Dataset listings of figures:
______________________________

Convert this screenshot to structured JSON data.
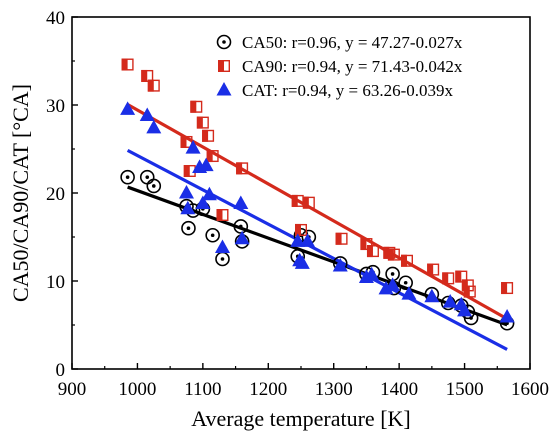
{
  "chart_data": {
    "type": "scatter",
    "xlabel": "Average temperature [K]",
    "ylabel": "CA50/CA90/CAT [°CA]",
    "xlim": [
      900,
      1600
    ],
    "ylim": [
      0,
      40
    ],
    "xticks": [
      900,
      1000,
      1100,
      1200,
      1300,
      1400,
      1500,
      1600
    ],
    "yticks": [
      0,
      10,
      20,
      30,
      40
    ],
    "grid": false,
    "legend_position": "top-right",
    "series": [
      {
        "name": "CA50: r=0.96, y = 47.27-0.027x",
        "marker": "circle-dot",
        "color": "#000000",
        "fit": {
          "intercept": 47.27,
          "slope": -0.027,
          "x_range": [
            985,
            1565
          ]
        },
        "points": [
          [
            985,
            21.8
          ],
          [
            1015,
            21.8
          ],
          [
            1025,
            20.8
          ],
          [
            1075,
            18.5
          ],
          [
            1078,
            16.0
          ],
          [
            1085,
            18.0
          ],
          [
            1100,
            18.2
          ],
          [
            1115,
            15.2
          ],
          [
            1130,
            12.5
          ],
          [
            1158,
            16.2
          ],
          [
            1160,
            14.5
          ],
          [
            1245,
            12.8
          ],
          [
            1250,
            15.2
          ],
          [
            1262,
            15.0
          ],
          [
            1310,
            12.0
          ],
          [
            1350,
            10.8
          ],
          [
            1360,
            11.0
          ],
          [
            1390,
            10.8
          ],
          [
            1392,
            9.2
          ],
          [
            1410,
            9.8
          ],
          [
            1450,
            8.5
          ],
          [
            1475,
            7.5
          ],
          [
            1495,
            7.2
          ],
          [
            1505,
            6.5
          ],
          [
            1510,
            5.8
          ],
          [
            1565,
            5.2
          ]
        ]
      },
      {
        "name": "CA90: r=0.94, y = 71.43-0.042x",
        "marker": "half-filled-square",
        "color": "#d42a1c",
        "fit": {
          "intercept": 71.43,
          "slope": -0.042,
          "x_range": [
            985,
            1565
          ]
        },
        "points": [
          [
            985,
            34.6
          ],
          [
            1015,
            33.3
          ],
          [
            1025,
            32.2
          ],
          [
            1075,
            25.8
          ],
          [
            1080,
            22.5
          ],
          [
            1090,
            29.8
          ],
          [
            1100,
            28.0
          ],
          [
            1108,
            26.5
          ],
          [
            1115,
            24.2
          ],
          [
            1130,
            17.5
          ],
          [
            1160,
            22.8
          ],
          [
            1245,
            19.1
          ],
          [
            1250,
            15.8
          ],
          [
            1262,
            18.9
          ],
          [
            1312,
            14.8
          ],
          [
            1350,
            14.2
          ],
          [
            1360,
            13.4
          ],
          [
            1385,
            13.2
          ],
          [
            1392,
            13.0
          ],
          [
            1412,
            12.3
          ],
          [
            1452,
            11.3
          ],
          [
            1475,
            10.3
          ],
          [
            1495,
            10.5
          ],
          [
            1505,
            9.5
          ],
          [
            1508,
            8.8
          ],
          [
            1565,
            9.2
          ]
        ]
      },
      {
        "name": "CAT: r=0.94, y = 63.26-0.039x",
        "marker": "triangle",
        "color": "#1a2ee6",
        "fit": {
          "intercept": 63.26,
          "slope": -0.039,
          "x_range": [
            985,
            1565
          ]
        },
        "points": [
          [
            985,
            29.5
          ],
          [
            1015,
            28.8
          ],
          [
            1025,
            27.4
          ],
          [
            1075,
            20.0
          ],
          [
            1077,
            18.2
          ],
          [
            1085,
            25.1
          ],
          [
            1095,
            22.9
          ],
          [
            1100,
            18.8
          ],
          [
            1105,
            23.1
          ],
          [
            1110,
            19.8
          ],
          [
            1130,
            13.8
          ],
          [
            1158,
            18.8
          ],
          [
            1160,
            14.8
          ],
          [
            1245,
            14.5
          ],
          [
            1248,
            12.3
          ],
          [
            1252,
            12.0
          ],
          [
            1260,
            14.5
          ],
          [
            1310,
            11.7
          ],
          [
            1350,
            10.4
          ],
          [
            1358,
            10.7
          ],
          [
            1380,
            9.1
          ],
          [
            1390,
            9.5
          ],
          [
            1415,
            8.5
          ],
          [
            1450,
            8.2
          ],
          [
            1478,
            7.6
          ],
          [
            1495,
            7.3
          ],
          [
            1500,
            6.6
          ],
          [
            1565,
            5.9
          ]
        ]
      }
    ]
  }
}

______________________________

• _REQUIREMENTS_
Take every line from the data that contains the word "name".

• _SOLUTION TO THIS TASK_
        "name": "CA50: r=0.96, y = 47.27-0.027x",
        "name": "CA90: r=0.94, y = 71.43-0.042x",
        "name": "CAT: r=0.94, y = 63.26-0.039x",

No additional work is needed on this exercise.